[Collection entries]
——————

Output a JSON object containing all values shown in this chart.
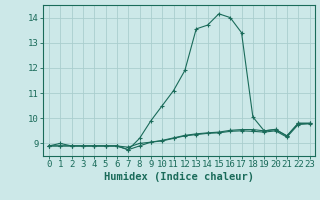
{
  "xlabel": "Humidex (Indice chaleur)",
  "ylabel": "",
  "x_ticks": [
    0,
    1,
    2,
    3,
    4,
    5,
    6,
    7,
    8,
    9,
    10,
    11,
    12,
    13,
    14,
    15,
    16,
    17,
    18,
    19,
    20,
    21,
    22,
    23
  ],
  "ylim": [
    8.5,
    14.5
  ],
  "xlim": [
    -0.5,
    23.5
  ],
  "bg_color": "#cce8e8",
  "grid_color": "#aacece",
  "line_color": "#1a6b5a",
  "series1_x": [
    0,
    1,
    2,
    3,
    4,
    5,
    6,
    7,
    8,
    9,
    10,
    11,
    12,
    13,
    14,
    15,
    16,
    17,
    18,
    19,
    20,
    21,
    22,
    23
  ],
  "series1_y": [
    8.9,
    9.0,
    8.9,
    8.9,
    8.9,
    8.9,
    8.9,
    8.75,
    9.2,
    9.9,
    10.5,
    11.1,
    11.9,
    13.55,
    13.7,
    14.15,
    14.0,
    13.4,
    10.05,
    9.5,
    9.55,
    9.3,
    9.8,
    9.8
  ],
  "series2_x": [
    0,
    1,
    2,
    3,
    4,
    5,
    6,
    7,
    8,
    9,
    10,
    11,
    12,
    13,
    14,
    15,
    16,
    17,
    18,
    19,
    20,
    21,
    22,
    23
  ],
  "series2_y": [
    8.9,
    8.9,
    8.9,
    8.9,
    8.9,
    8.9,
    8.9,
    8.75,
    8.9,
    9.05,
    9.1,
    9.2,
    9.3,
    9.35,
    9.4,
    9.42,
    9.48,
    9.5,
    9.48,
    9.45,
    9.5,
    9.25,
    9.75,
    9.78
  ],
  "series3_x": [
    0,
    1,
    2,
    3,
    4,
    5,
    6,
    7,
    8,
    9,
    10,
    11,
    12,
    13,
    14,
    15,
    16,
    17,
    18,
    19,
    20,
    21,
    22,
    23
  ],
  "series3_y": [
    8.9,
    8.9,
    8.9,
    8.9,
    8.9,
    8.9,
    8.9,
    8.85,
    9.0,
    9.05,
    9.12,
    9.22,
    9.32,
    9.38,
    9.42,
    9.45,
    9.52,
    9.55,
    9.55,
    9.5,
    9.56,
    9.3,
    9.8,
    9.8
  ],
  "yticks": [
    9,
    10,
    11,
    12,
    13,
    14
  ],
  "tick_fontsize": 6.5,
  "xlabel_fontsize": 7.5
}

——————

_GOAL OF THE EXERCISE_: Write out the material above once more, exactly as it reads, with no pictures.

_EXERCISE RESULT_:
Output a JSON object containing all values shown in this chart.
{
  "xlabel": "Humidex (Indice chaleur)",
  "ylabel": "",
  "x_ticks": [
    0,
    1,
    2,
    3,
    4,
    5,
    6,
    7,
    8,
    9,
    10,
    11,
    12,
    13,
    14,
    15,
    16,
    17,
    18,
    19,
    20,
    21,
    22,
    23
  ],
  "ylim": [
    8.5,
    14.5
  ],
  "xlim": [
    -0.5,
    23.5
  ],
  "bg_color": "#cce8e8",
  "grid_color": "#aacece",
  "line_color": "#1a6b5a",
  "series1_x": [
    0,
    1,
    2,
    3,
    4,
    5,
    6,
    7,
    8,
    9,
    10,
    11,
    12,
    13,
    14,
    15,
    16,
    17,
    18,
    19,
    20,
    21,
    22,
    23
  ],
  "series1_y": [
    8.9,
    9.0,
    8.9,
    8.9,
    8.9,
    8.9,
    8.9,
    8.75,
    9.2,
    9.9,
    10.5,
    11.1,
    11.9,
    13.55,
    13.7,
    14.15,
    14.0,
    13.4,
    10.05,
    9.5,
    9.55,
    9.3,
    9.8,
    9.8
  ],
  "series2_x": [
    0,
    1,
    2,
    3,
    4,
    5,
    6,
    7,
    8,
    9,
    10,
    11,
    12,
    13,
    14,
    15,
    16,
    17,
    18,
    19,
    20,
    21,
    22,
    23
  ],
  "series2_y": [
    8.9,
    8.9,
    8.9,
    8.9,
    8.9,
    8.9,
    8.9,
    8.75,
    8.9,
    9.05,
    9.1,
    9.2,
    9.3,
    9.35,
    9.4,
    9.42,
    9.48,
    9.5,
    9.48,
    9.45,
    9.5,
    9.25,
    9.75,
    9.78
  ],
  "series3_x": [
    0,
    1,
    2,
    3,
    4,
    5,
    6,
    7,
    8,
    9,
    10,
    11,
    12,
    13,
    14,
    15,
    16,
    17,
    18,
    19,
    20,
    21,
    22,
    23
  ],
  "series3_y": [
    8.9,
    8.9,
    8.9,
    8.9,
    8.9,
    8.9,
    8.9,
    8.85,
    9.0,
    9.05,
    9.12,
    9.22,
    9.32,
    9.38,
    9.42,
    9.45,
    9.52,
    9.55,
    9.55,
    9.5,
    9.56,
    9.3,
    9.8,
    9.8
  ],
  "yticks": [
    9,
    10,
    11,
    12,
    13,
    14
  ],
  "tick_fontsize": 6.5,
  "xlabel_fontsize": 7.5
}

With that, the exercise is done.